## Problem description
Find every line in the records below that holds the word "soit", and copy each one.

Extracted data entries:

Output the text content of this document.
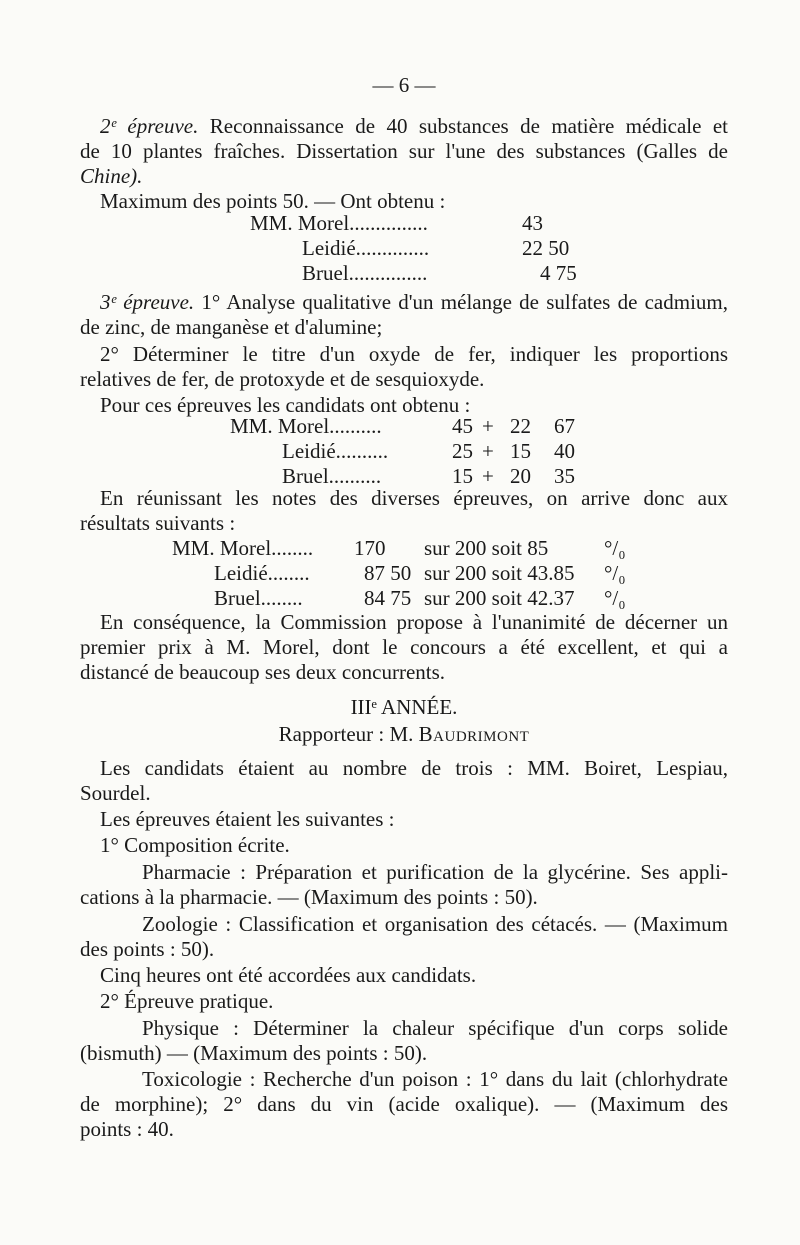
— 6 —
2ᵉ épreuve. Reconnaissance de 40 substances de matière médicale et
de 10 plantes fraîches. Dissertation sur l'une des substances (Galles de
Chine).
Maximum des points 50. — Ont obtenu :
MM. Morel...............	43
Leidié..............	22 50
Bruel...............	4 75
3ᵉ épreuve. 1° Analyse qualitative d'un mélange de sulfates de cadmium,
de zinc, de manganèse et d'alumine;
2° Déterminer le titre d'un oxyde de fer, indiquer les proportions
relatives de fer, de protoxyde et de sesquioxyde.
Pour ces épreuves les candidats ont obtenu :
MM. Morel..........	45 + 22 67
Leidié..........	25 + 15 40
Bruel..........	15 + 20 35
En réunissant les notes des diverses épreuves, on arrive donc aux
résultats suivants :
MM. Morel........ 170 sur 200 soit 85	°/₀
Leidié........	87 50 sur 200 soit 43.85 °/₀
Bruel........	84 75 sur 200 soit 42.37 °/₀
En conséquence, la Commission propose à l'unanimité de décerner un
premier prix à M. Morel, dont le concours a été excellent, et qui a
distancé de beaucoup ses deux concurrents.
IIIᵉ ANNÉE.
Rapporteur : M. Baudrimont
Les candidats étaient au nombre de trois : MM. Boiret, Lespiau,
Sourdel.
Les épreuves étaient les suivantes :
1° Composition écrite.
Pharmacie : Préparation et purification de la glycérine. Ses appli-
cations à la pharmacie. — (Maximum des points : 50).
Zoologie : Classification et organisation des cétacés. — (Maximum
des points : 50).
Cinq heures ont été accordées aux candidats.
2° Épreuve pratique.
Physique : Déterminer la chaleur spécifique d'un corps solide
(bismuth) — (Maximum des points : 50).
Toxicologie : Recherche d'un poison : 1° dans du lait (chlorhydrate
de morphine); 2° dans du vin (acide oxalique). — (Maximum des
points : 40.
* * *
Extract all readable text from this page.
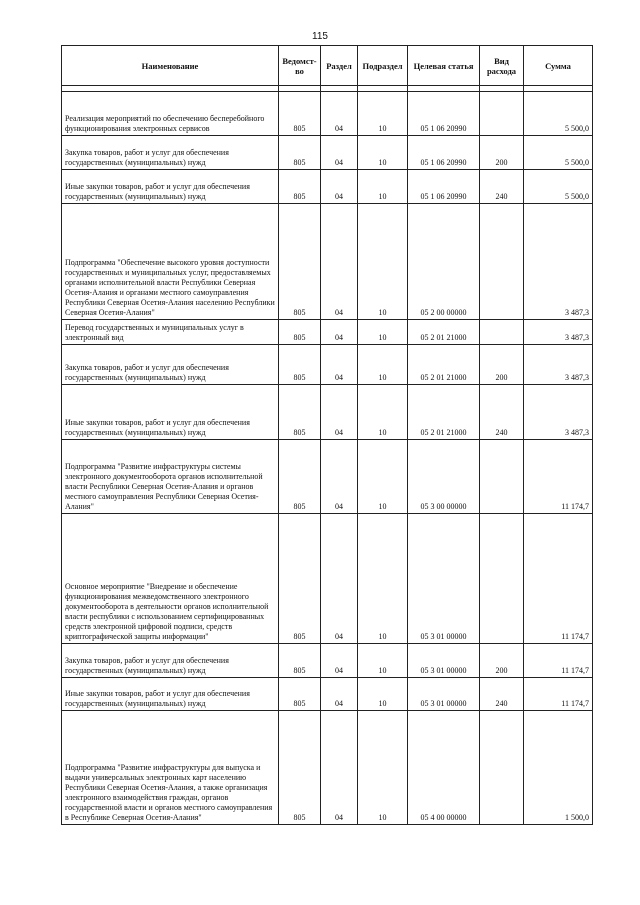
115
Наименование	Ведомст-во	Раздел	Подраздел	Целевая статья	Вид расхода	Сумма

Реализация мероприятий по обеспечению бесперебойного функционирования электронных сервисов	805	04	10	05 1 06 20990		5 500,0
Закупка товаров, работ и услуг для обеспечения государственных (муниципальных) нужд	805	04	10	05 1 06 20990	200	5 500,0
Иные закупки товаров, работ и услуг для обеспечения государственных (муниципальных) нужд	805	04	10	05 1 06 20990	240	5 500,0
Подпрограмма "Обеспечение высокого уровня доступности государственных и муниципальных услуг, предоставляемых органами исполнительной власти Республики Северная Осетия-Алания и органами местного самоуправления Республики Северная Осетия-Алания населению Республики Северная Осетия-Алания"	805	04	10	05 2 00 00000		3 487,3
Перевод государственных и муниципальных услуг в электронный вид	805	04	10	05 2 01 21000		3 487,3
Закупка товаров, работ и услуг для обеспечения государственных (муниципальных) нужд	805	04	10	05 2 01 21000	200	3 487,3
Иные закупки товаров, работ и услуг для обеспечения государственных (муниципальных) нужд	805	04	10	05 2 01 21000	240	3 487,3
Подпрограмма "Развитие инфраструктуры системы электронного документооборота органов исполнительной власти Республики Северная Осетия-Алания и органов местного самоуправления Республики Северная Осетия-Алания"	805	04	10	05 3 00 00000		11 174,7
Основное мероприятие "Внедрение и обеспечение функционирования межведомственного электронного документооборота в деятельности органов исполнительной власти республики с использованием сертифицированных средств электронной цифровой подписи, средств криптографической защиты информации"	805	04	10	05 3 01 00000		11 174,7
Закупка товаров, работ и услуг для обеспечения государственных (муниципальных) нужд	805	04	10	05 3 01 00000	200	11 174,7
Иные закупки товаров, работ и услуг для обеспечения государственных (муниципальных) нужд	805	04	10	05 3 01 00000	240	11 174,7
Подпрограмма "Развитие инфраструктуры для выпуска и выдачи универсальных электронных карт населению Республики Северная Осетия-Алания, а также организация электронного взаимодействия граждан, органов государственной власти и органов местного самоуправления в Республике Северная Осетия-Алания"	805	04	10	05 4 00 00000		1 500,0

## Solution to this task
MM. Morel........ 170 sur 200 soit 85	°/₀
Leidié........	87 50 sur 200 soit 43.85 °/₀
Bruel........	84 75 sur 200 soit 42.37 °/₀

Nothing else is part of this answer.